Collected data
────────────────

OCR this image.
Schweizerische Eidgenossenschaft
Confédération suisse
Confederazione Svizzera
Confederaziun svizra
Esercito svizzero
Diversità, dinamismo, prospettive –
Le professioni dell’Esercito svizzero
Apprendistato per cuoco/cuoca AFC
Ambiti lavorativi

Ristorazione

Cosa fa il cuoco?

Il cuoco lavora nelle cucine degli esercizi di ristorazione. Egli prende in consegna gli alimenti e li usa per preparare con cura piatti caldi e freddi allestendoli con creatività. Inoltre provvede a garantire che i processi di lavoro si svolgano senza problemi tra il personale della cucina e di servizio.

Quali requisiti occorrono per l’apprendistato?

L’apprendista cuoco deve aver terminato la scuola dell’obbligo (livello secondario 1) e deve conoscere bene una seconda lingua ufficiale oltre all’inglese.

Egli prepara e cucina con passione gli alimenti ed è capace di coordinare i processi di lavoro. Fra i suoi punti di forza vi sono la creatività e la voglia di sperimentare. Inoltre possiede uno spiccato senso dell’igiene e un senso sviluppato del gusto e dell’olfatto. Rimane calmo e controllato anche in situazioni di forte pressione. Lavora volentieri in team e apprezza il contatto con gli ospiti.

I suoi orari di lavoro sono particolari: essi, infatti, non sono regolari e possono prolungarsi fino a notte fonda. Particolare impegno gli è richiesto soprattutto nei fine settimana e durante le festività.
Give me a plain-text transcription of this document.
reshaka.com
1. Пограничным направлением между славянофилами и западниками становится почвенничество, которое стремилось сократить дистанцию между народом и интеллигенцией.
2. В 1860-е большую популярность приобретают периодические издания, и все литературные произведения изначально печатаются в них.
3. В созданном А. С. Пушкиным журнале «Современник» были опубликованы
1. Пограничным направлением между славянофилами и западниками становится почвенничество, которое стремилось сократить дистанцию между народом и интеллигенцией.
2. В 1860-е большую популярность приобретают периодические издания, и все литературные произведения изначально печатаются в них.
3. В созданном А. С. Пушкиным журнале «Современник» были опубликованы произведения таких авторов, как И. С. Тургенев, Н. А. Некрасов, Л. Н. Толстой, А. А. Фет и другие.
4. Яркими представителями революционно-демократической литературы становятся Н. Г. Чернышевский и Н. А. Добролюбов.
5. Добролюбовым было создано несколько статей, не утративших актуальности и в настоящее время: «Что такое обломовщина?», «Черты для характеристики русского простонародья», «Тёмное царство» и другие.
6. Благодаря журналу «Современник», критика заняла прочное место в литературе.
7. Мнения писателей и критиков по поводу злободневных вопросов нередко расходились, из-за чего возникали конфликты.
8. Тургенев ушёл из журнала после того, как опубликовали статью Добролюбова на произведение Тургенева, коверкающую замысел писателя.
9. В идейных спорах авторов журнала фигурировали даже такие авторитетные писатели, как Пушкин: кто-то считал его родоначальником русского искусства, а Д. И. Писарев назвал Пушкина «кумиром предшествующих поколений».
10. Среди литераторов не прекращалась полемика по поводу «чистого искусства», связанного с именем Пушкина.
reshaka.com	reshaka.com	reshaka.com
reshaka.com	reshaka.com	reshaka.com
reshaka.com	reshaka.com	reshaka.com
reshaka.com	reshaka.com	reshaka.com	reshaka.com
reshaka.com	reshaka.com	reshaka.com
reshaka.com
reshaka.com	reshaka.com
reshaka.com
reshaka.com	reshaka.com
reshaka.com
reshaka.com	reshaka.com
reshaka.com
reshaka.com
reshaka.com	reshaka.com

────────────────

Copy all lines of the material above where the string "журнале" occurs.

• [Complete answer]
3. В созданном А. С. Пушкиным журнале «Современник» были опубликованы
3. В созданном А. С. Пушкиным журнале «Современник» были опубликованы произведения таких авторов, как И. С. Тургенев, Н. А. Некрасов, Л. Н. Толстой, А. А. Фет и другие.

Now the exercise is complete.